### DATASET EXTRACT
..............................

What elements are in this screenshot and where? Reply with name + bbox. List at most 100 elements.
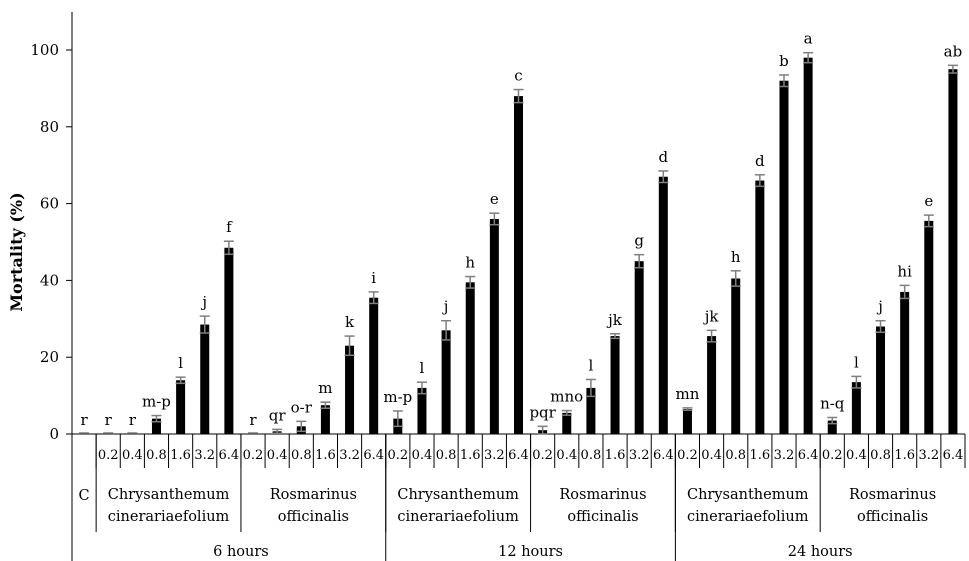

..............................

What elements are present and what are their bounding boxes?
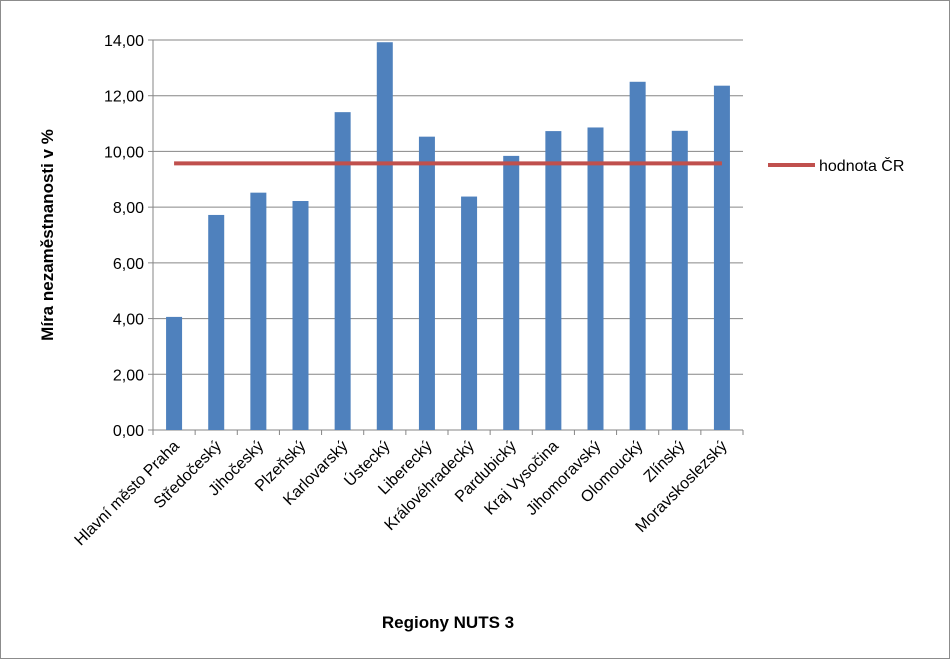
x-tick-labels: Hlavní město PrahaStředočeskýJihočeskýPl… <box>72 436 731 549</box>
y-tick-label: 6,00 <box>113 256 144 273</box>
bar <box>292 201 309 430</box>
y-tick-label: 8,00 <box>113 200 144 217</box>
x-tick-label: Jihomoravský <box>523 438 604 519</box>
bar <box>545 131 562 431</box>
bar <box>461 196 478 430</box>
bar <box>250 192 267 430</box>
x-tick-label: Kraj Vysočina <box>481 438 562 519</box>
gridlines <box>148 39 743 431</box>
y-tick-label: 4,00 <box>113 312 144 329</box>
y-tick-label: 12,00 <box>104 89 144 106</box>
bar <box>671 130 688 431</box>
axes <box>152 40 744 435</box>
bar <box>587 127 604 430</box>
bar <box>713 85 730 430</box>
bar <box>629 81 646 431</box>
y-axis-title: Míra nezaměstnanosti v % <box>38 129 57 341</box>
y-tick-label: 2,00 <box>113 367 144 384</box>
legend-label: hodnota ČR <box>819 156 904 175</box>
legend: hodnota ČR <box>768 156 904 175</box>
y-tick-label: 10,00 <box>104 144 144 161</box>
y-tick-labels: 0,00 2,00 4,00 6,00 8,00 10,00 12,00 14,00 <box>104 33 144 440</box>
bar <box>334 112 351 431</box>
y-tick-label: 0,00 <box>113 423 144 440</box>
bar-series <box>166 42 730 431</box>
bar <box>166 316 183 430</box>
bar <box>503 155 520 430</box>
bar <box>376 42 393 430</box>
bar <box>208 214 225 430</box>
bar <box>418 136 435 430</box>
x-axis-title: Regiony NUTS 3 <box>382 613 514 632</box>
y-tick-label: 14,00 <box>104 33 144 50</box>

..............................

### SET PROBLEM
Rewrite the items, starting at the line that has "What elements are present" and stopping after the line that has "bar <box>250 192 267 430</box>", with "y-tick-label" replaced by "y-axis label" and everything else unchanged. Leave the pictures out.

### FINISHED ANSWER
What elements are present and what are their bounding boxes?
x-tick-labels: Hlavní město PrahaStředočeskýJihočeskýPl… <box>72 436 731 549</box>
y-axis label: 6,00 <box>113 256 144 273</box>
bar <box>292 201 309 430</box>
y-axis label: 8,00 <box>113 200 144 217</box>
x-tick-label: Jihomoravský <box>523 438 604 519</box>
bar <box>545 131 562 431</box>
bar <box>461 196 478 430</box>
bar <box>250 192 267 430</box>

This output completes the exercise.